Copy the lines holding the word "Mozgáskorlátozottak", all of them.

--------------------

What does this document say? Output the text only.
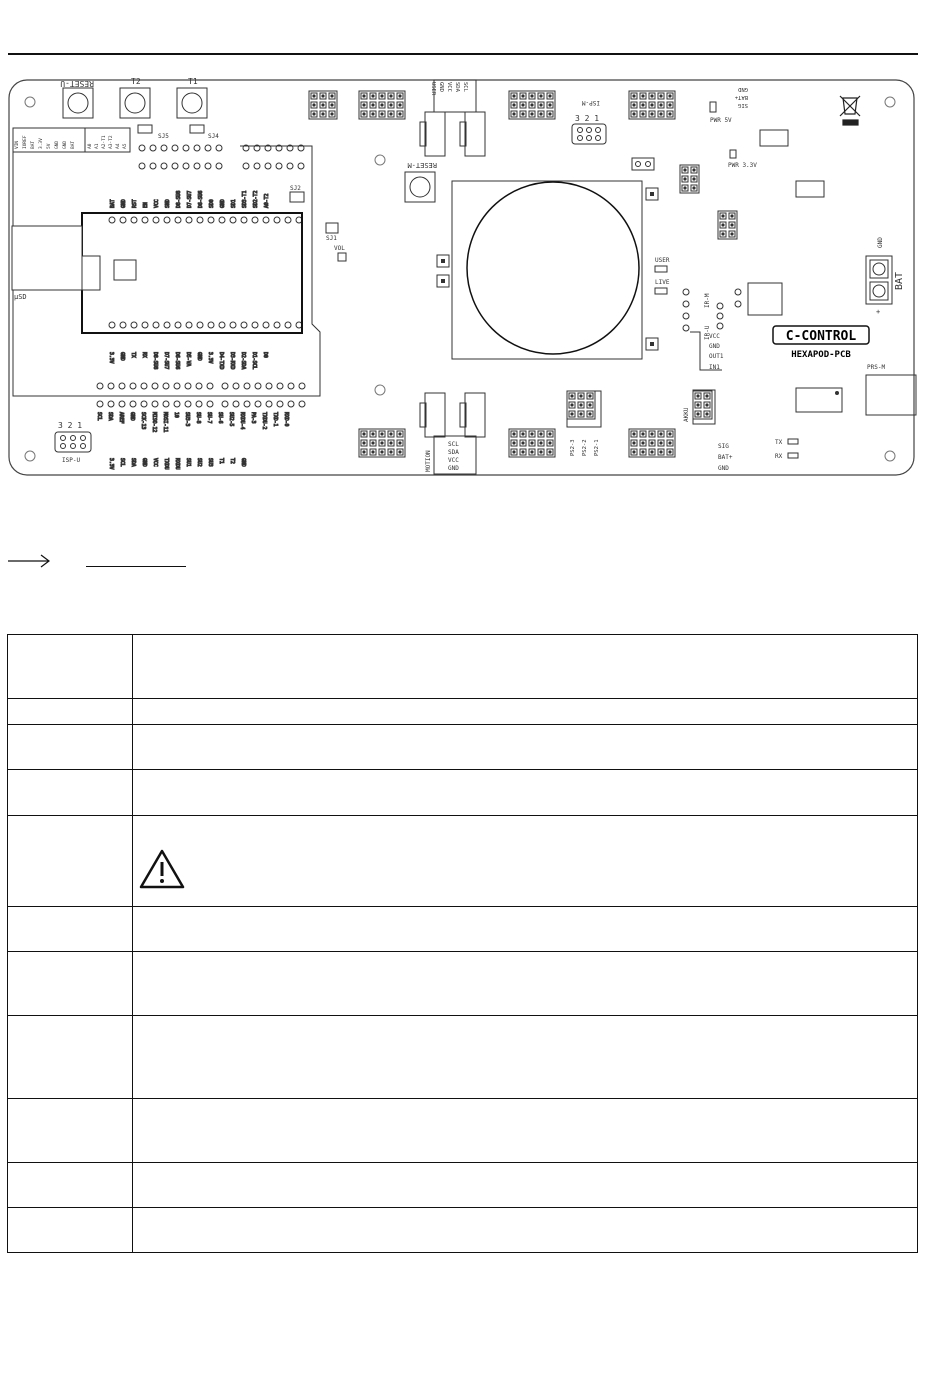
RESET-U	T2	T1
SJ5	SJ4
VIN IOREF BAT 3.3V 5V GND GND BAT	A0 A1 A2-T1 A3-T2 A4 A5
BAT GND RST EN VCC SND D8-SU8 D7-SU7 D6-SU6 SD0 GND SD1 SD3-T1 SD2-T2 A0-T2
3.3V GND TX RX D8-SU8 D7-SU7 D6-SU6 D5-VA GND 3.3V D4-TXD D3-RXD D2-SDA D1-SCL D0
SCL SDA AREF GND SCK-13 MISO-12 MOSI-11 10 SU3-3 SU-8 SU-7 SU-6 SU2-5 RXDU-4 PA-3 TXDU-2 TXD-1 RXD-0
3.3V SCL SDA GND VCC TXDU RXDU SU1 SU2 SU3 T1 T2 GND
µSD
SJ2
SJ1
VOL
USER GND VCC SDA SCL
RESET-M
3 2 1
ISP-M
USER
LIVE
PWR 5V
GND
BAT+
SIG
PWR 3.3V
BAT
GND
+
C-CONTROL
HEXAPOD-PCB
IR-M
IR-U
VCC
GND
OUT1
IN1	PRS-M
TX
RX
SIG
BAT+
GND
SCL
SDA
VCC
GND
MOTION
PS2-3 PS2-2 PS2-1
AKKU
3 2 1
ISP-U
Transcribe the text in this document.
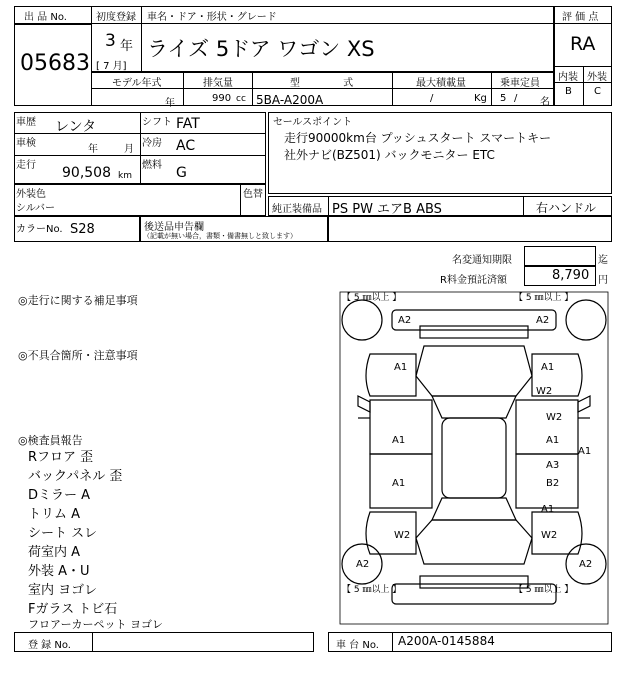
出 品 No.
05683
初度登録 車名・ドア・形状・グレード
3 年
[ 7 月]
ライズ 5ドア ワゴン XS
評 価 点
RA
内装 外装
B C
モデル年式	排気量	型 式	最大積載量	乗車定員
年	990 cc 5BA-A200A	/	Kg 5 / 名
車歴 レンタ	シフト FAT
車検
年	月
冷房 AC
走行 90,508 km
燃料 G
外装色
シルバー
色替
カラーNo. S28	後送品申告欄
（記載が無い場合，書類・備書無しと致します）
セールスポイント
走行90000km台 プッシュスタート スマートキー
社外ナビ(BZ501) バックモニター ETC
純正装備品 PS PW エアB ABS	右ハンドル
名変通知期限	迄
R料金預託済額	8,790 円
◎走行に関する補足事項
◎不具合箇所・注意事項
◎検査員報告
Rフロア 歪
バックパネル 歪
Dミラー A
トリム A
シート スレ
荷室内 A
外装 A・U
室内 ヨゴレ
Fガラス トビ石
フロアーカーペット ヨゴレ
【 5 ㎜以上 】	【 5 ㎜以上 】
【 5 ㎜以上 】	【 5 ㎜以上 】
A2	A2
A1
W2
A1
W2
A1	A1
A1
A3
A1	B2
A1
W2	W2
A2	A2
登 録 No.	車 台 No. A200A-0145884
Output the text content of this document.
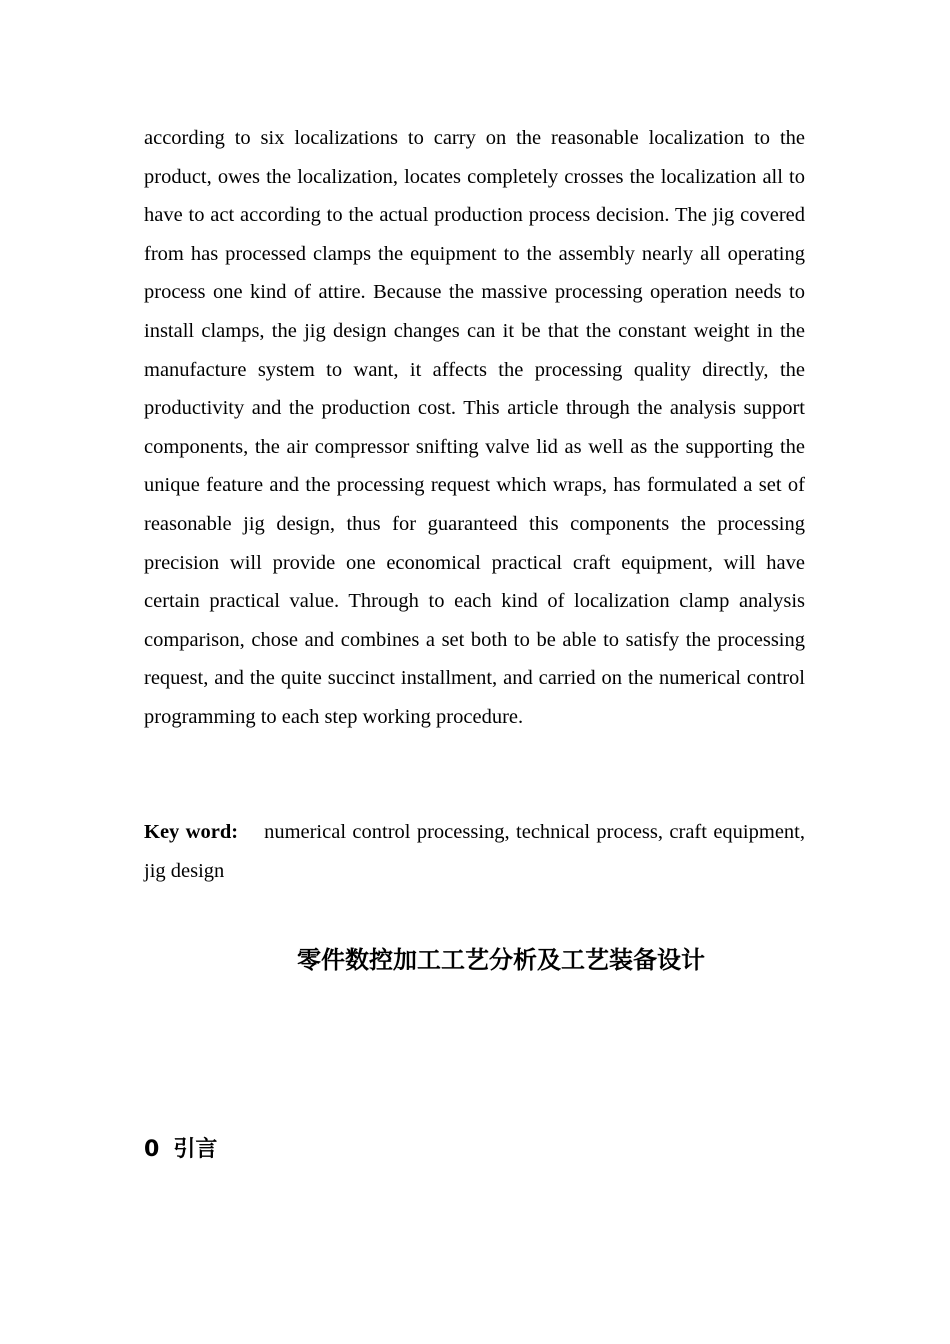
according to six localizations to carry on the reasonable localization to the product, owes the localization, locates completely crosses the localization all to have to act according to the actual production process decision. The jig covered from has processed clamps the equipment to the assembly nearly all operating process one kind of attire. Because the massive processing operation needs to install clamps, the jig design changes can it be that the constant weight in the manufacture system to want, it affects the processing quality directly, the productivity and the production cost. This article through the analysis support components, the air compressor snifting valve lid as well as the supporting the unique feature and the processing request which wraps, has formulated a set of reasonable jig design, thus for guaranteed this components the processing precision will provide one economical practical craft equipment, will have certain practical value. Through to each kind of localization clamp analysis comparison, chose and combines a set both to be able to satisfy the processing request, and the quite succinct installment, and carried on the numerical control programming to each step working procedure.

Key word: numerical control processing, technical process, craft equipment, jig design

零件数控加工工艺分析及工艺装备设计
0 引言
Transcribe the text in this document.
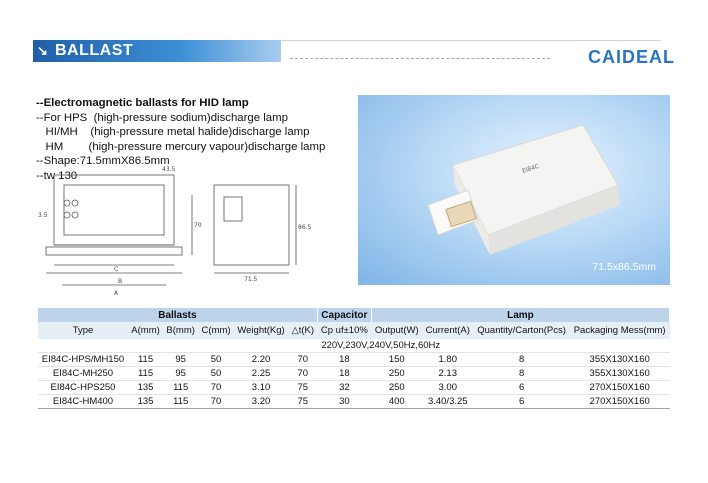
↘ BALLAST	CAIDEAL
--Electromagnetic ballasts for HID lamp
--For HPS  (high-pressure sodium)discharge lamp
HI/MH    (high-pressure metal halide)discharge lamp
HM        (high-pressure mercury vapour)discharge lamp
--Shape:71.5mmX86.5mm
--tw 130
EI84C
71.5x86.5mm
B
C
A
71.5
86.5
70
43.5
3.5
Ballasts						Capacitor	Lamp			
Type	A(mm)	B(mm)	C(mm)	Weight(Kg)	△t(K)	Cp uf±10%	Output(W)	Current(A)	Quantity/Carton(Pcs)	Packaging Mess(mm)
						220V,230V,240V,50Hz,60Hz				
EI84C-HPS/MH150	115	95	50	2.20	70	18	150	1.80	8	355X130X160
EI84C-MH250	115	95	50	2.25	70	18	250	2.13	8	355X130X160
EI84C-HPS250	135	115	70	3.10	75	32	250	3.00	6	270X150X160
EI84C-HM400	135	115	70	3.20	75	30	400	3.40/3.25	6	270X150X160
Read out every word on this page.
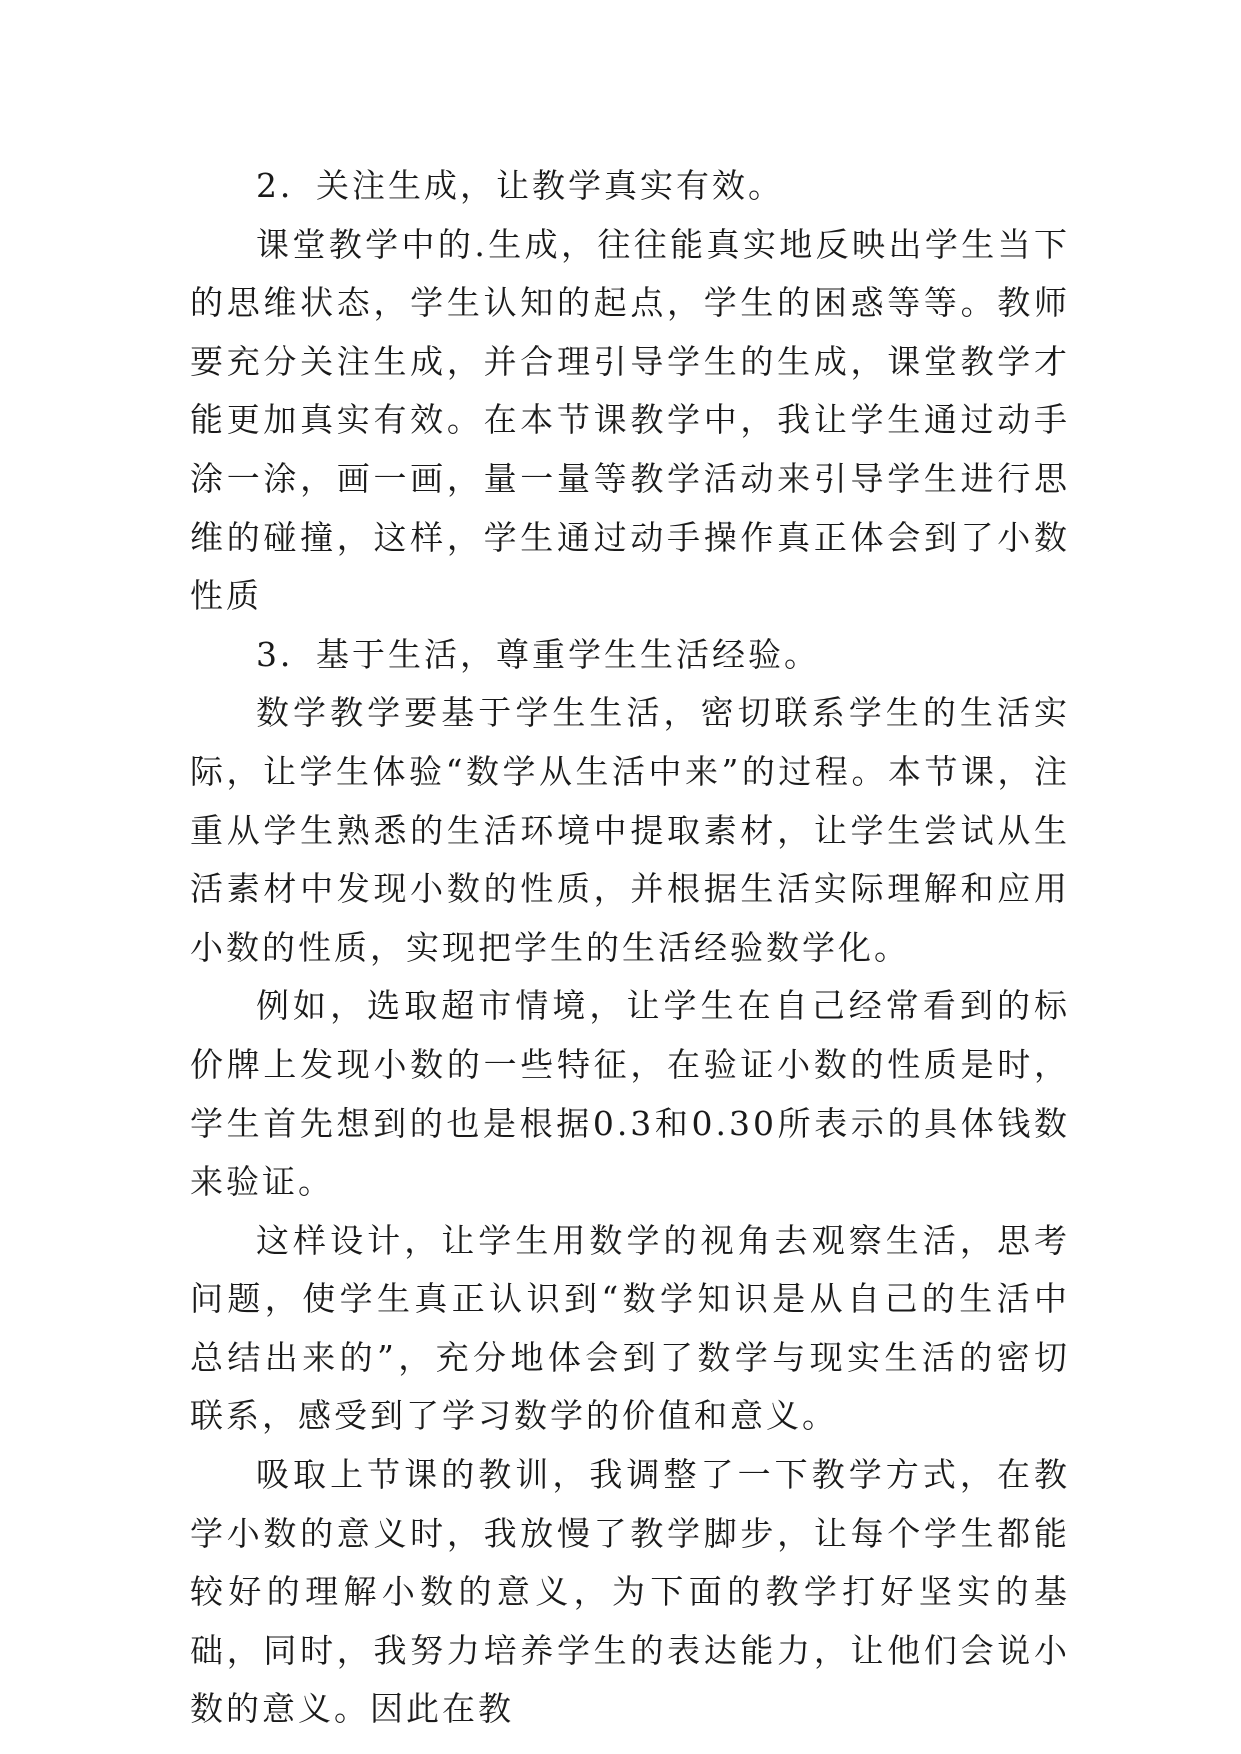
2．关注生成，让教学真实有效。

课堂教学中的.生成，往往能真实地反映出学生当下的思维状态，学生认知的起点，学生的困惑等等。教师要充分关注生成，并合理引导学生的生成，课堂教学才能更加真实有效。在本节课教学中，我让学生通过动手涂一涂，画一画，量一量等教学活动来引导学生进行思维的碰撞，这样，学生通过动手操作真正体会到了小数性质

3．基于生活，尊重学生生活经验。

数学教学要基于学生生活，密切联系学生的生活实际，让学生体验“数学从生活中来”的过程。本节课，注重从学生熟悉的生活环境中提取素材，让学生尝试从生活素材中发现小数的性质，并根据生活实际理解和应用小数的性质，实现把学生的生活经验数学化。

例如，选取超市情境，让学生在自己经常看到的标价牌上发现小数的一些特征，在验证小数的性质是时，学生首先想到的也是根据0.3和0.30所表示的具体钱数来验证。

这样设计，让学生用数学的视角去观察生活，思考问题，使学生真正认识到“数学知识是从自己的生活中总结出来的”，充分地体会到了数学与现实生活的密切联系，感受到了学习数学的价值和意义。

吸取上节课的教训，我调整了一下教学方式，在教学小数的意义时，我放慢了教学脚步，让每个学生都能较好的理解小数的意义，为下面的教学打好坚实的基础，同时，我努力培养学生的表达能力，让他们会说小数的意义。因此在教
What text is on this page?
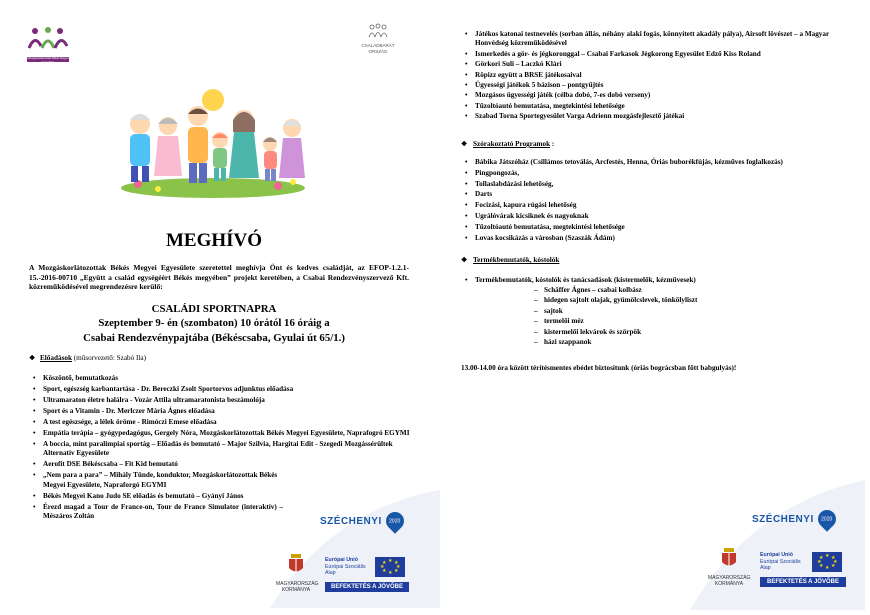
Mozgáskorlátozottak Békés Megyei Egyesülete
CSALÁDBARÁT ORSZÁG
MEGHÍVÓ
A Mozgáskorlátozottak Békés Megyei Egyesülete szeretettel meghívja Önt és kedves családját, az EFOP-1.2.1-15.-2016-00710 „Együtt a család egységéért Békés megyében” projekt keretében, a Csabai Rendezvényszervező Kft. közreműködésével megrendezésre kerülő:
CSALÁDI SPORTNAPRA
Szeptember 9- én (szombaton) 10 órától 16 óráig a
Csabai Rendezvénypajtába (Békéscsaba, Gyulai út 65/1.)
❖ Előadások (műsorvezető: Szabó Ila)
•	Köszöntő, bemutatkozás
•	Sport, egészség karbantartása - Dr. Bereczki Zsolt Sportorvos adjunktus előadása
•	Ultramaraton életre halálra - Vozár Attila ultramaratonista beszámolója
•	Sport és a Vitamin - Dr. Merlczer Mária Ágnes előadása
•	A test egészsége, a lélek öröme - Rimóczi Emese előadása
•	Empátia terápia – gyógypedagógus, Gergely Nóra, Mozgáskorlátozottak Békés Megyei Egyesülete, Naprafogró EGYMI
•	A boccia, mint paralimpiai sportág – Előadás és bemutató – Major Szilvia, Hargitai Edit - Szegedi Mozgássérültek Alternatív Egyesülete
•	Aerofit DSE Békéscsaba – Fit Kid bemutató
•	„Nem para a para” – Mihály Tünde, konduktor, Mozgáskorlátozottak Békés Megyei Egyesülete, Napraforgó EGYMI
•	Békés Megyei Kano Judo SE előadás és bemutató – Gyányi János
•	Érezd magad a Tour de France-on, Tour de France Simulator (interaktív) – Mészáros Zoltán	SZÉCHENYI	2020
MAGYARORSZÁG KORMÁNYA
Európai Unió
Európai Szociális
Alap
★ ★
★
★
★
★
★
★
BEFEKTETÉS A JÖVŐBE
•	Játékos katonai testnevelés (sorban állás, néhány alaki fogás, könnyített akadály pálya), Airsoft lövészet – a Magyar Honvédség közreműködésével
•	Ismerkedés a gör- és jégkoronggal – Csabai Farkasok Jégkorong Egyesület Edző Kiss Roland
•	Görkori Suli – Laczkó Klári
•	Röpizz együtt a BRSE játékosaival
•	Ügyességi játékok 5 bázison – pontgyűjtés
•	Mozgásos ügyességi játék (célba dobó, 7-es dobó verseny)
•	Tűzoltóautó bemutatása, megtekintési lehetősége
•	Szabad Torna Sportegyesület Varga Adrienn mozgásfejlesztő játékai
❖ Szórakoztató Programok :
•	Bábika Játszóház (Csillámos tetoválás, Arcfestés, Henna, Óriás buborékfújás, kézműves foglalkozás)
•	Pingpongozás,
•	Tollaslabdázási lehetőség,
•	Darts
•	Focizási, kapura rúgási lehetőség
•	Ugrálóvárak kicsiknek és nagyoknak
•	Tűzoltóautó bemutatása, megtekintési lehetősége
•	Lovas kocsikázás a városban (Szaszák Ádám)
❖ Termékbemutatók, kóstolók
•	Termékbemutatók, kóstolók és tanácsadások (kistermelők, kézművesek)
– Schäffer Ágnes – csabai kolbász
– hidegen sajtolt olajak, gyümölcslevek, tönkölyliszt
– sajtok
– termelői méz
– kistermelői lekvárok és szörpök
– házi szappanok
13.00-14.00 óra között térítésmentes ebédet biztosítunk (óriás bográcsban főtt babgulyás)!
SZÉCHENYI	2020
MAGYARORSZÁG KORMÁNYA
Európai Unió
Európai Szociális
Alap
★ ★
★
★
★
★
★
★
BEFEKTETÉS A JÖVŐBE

--------------------

EXERCISE RESPONSE
Mozgáskorlátozottak Békés Megyei Egyesülete
A Mozgáskorlátozottak Békés Megyei Egyesülete szeretettel meghívja Önt és kedves családját, az EFOP-1.2.1-15.-2016-00710 „Együtt a család egységéért Békés megyében” projekt keretében, a Csabai Rendezvényszervező Kft. közreműködésével megrendezésre kerülő:
•	Empátia terápia – gyógypedagógus, Gergely Nóra, Mozgáskorlátozottak Békés Megyei Egyesülete, Naprafogró EGYMI
•	„Nem para a para” – Mihály Tünde, konduktor, Mozgáskorlátozottak Békés Megyei Egyesülete, Napraforgó EGYMI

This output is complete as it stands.